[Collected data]
┄┄┄┄┄┄

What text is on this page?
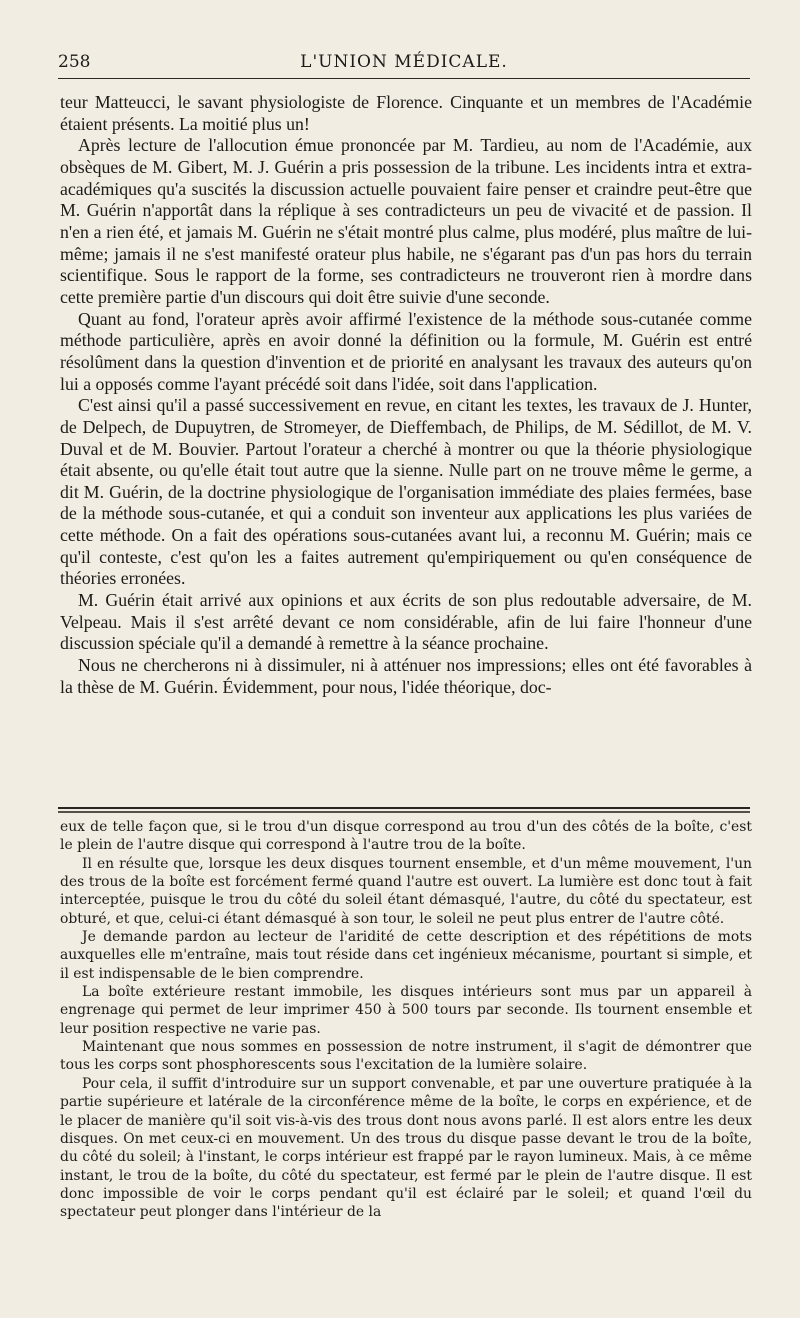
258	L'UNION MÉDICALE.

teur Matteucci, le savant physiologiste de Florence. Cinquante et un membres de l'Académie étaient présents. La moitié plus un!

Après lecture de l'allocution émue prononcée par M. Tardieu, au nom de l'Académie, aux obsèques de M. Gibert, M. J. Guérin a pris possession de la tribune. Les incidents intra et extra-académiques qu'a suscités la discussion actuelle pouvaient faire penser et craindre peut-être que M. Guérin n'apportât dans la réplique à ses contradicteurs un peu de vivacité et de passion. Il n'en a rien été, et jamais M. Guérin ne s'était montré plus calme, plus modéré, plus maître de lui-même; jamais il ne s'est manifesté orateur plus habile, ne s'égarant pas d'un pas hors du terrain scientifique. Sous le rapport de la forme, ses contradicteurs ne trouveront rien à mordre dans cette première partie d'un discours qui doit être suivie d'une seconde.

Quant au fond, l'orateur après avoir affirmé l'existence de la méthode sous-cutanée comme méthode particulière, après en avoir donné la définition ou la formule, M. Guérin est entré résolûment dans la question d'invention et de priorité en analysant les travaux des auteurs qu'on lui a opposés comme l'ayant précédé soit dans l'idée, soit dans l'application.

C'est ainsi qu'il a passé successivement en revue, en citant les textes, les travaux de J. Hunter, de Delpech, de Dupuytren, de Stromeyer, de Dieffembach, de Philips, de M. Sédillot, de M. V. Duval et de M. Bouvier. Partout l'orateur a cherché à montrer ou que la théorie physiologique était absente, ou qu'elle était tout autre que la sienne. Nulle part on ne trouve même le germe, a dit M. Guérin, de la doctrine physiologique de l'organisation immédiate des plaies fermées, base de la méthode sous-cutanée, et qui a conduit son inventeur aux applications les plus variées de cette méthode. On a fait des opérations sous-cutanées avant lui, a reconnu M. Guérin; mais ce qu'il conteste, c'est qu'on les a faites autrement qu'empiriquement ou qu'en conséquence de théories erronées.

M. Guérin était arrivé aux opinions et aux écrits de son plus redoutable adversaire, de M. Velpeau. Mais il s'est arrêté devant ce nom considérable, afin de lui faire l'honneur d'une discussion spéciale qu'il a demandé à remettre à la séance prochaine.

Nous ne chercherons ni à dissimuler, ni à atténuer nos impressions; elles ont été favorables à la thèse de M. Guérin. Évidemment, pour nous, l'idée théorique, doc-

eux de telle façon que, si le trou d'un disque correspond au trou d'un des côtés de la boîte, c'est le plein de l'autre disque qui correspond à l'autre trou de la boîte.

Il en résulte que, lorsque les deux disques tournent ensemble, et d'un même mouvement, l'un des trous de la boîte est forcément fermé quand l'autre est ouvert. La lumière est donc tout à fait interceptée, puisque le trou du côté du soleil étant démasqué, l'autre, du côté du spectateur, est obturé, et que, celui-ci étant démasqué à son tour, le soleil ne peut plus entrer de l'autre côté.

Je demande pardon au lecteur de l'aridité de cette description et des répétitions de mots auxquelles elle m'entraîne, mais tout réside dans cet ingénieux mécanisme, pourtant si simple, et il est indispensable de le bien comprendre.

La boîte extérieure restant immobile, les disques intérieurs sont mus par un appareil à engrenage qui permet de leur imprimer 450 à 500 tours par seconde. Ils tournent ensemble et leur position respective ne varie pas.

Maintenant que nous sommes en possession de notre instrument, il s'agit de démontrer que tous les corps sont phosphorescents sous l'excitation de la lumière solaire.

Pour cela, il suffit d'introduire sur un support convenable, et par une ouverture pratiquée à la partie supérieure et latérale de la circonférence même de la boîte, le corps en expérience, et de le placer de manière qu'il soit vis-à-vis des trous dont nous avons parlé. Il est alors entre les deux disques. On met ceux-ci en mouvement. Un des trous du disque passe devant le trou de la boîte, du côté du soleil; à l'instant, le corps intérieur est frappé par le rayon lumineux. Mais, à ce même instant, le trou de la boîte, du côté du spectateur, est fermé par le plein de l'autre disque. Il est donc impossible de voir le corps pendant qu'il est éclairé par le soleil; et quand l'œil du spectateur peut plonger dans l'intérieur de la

┄┄┄┄┄┄

__Problem requirements__: Transcribe the records above verbatim. Do not carry over any picture.

__Exercise output__:
What text is on this page?
258	L'UNION MÉDICALE.

teur Matteucci, le savant physiologiste de Florence. Cinquante et un membres de l'Académie étaient présents. La moitié plus un!

Après lecture de l'allocution émue prononcée par M. Tardieu, au nom de l'Académie, aux obsèques de M. Gibert, M. J. Guérin a pris possession de la tribune. Les incidents intra et extra-académiques qu'a suscités la discussion actuelle pouvaient faire penser et craindre peut-être que M. Guérin n'apportât dans la réplique à ses contradicteurs un peu de vivacité et de passion. Il n'en a rien été, et jamais M. Guérin ne s'était montré plus calme, plus modéré, plus maître de lui-même; jamais il ne s'est manifesté orateur plus habile, ne s'égarant pas d'un pas hors du terrain scientifique. Sous le rapport de la forme, ses contradicteurs ne trouveront rien à mordre dans cette première partie d'un discours qui doit être suivie d'une seconde.

Quant au fond, l'orateur après avoir affirmé l'existence de la méthode sous-cutanée comme méthode particulière, après en avoir donné la définition ou la formule, M. Guérin est entré résolûment dans la question d'invention et de priorité en analysant les travaux des auteurs qu'on lui a opposés comme l'ayant précédé soit dans l'idée, soit dans l'application.

C'est ainsi qu'il a passé successivement en revue, en citant les textes, les travaux de J. Hunter, de Delpech, de Dupuytren, de Stromeyer, de Dieffembach, de Philips, de M. Sédillot, de M. V. Duval et de M. Bouvier. Partout l'orateur a cherché à montrer ou que la théorie physiologique était absente, ou qu'elle était tout autre que la sienne. Nulle part on ne trouve même le germe, a dit M. Guérin, de la doctrine physiologique de l'organisation immédiate des plaies fermées, base de la méthode sous-cutanée, et qui a conduit son inventeur aux applications les plus variées de cette méthode. On a fait des opérations sous-cutanées avant lui, a reconnu M. Guérin; mais ce qu'il conteste, c'est qu'on les a faites autrement qu'empiriquement ou qu'en conséquence de théories erronées.

M. Guérin était arrivé aux opinions et aux écrits de son plus redoutable adversaire, de M. Velpeau. Mais il s'est arrêté devant ce nom considérable, afin de lui faire l'honneur d'une discussion spéciale qu'il a demandé à remettre à la séance prochaine.

Nous ne chercherons ni à dissimuler, ni à atténuer nos impressions; elles ont été favorables à la thèse de M. Guérin. Évidemment, pour nous, l'idée théorique, doc-

eux de telle façon que, si le trou d'un disque correspond au trou d'un des côtés de la boîte, c'est le plein de l'autre disque qui correspond à l'autre trou de la boîte.

Il en résulte que, lorsque les deux disques tournent ensemble, et d'un même mouvement, l'un des trous de la boîte est forcément fermé quand l'autre est ouvert. La lumière est donc tout à fait interceptée, puisque le trou du côté du soleil étant démasqué, l'autre, du côté du spectateur, est obturé, et que, celui-ci étant démasqué à son tour, le soleil ne peut plus entrer de l'autre côté.

Je demande pardon au lecteur de l'aridité de cette description et des répétitions de mots auxquelles elle m'entraîne, mais tout réside dans cet ingénieux mécanisme, pourtant si simple, et il est indispensable de le bien comprendre.

La boîte extérieure restant immobile, les disques intérieurs sont mus par un appareil à engrenage qui permet de leur imprimer 450 à 500 tours par seconde. Ils tournent ensemble et leur position respective ne varie pas.

Maintenant que nous sommes en possession de notre instrument, il s'agit de démontrer que tous les corps sont phosphorescents sous l'excitation de la lumière solaire.

Pour cela, il suffit d'introduire sur un support convenable, et par une ouverture pratiquée à la partie supérieure et latérale de la circonférence même de la boîte, le corps en expérience, et de le placer de manière qu'il soit vis-à-vis des trous dont nous avons parlé. Il est alors entre les deux disques. On met ceux-ci en mouvement. Un des trous du disque passe devant le trou de la boîte, du côté du soleil; à l'instant, le corps intérieur est frappé par le rayon lumineux. Mais, à ce même instant, le trou de la boîte, du côté du spectateur, est fermé par le plein de l'autre disque. Il est donc impossible de voir le corps pendant qu'il est éclairé par le soleil; et quand l'œil du spectateur peut plonger dans l'intérieur de la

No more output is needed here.